§ **Job**: Find each line in the following listing that has the string "điểm", then state the count and nothing else.

▽

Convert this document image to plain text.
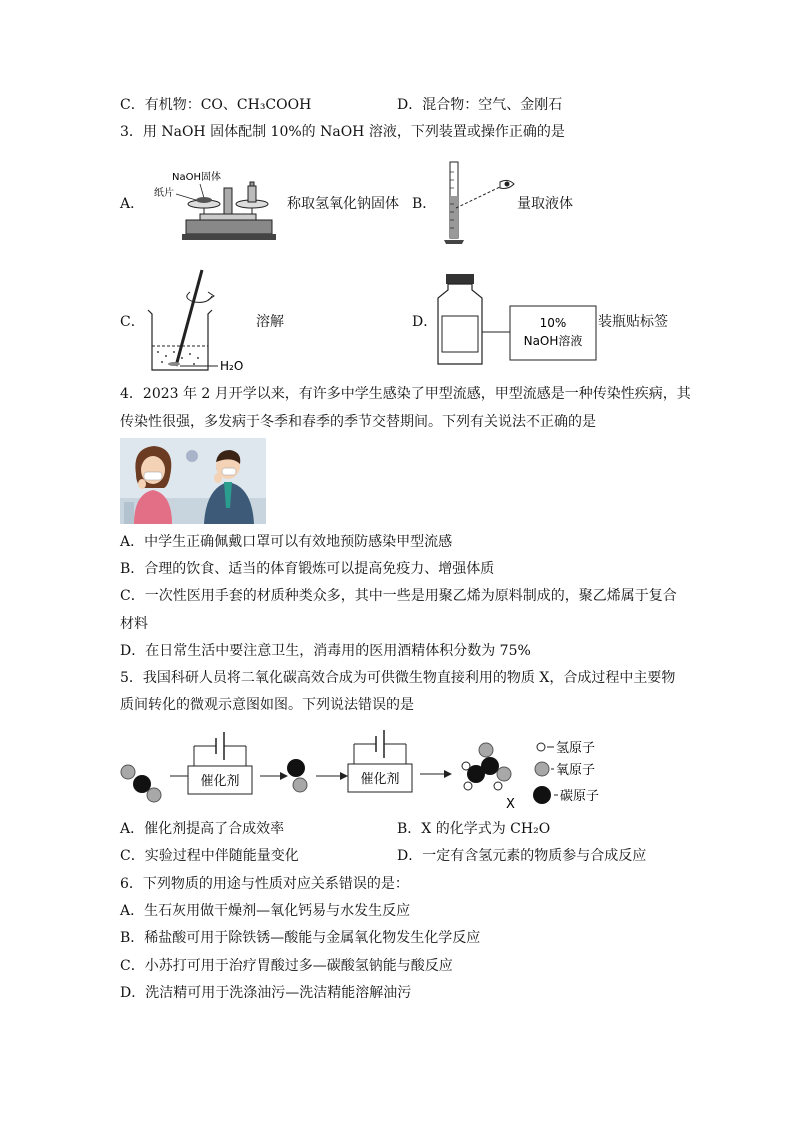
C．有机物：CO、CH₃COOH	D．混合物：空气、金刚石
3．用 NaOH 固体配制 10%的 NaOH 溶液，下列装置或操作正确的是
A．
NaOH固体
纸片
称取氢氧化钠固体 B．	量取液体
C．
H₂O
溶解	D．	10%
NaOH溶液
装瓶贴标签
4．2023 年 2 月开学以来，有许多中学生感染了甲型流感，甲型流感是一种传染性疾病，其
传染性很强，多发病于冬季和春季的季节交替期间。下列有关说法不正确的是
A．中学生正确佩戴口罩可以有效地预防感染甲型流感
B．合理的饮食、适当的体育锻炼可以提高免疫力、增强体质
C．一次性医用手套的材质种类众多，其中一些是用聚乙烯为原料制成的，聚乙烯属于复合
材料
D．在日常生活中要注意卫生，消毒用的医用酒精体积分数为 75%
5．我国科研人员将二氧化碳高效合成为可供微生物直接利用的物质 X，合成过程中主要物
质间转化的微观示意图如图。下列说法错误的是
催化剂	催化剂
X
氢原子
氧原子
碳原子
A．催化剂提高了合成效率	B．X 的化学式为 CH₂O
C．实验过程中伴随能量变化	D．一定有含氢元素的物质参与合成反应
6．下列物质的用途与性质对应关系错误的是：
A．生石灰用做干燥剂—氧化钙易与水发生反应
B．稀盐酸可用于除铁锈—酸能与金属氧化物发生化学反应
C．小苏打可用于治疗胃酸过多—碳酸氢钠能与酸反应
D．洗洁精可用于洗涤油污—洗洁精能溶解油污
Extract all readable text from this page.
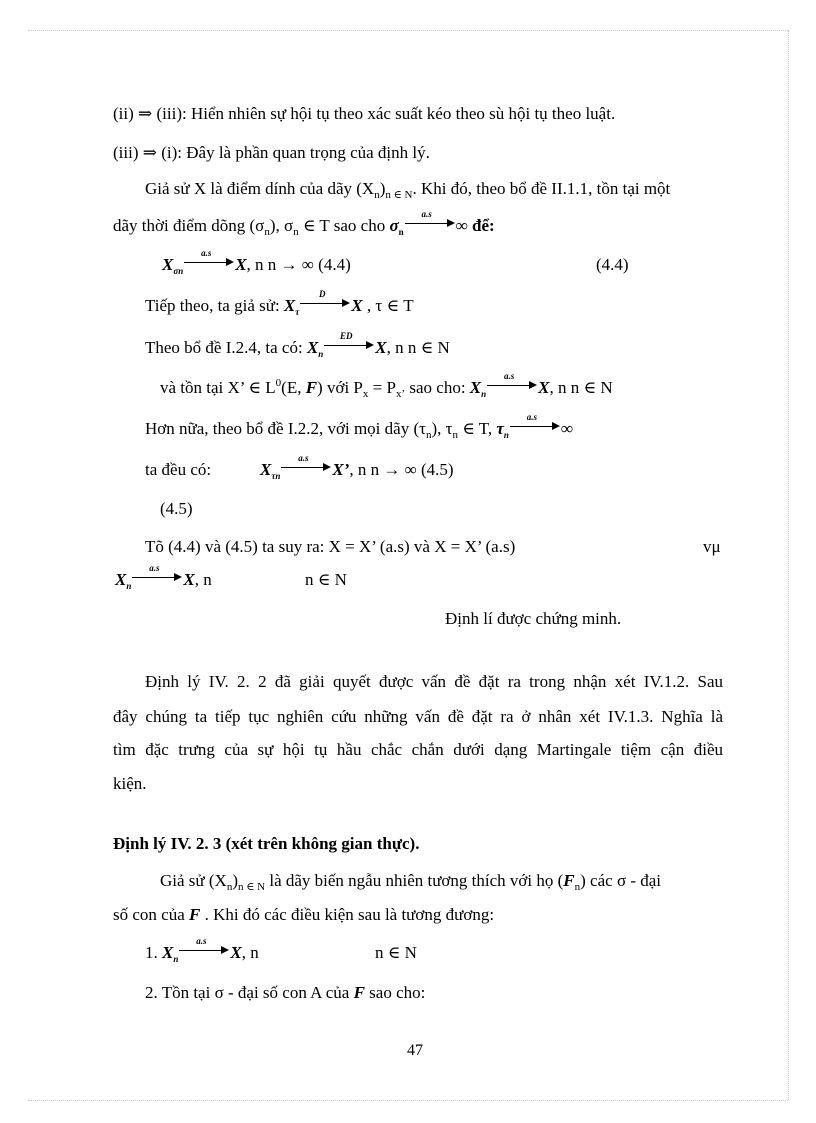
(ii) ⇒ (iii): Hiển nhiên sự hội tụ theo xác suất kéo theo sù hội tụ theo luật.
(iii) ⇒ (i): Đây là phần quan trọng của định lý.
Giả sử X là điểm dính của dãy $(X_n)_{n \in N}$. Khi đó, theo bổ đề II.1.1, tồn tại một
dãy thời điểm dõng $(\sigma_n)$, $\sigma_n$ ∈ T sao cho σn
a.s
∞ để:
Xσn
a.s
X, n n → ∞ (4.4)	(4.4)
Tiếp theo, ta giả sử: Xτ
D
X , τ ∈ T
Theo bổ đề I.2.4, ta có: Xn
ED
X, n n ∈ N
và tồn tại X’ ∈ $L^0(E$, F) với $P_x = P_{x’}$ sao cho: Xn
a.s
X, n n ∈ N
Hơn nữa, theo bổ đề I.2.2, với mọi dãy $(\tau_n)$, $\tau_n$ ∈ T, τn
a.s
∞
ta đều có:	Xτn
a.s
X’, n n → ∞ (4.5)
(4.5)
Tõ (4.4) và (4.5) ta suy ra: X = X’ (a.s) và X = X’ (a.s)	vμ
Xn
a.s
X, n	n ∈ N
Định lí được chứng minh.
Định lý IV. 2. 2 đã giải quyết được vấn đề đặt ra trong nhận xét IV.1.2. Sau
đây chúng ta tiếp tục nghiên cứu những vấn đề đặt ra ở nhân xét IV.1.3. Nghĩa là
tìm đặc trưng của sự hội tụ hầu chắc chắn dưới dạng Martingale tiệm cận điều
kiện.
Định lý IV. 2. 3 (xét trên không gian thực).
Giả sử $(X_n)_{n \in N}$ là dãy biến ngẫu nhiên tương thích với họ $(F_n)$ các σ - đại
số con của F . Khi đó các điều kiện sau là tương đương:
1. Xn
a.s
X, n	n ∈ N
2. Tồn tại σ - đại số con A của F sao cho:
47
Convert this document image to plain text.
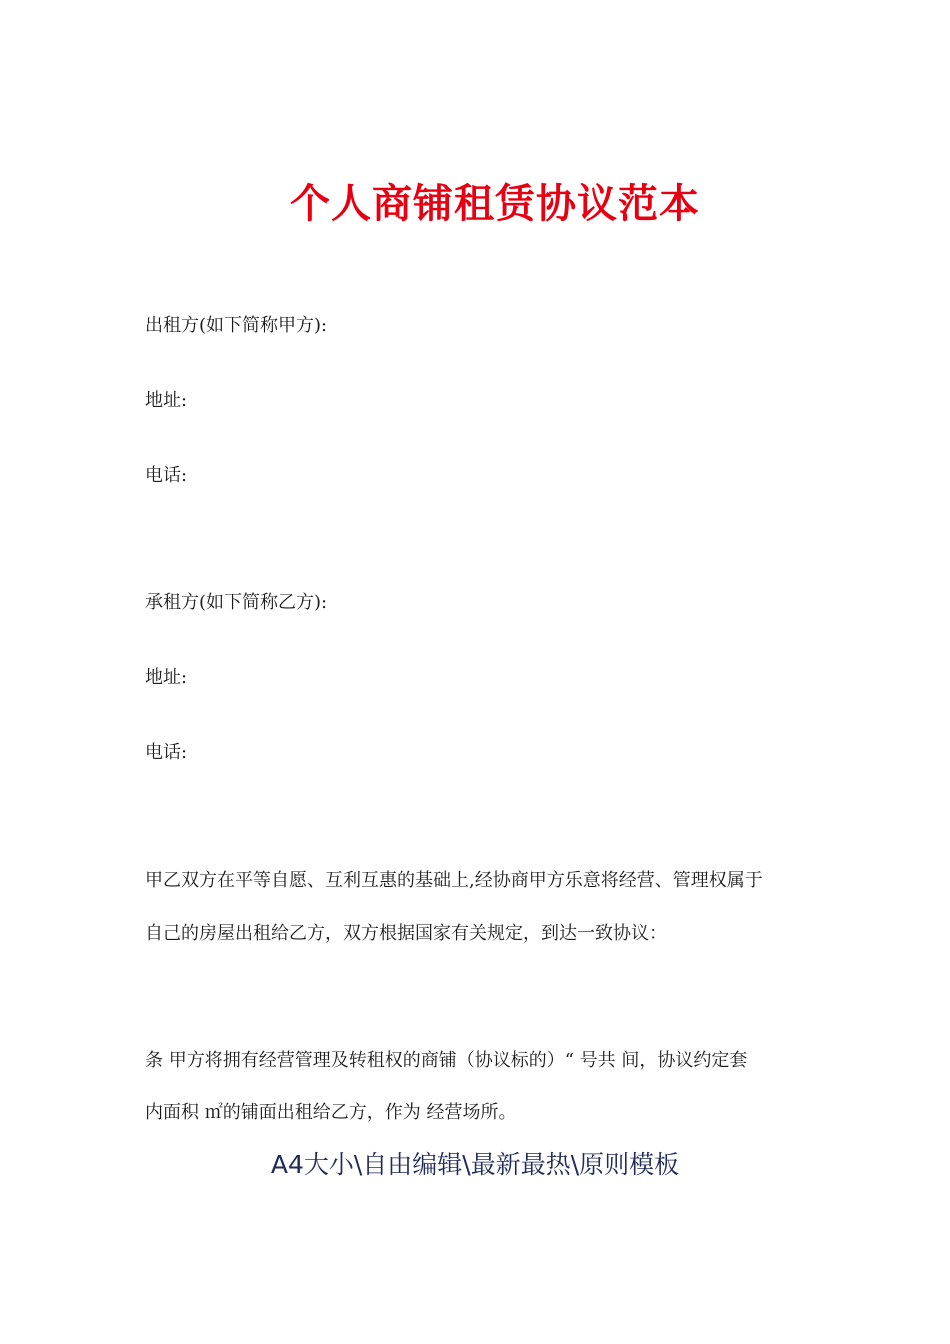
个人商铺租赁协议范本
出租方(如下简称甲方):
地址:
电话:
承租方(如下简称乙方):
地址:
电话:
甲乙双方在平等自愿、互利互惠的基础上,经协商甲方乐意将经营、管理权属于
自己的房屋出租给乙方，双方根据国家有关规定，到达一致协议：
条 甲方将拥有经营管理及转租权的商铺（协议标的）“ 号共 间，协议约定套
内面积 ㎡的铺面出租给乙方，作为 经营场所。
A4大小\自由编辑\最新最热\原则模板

△

§ **Response for this exercise**: 2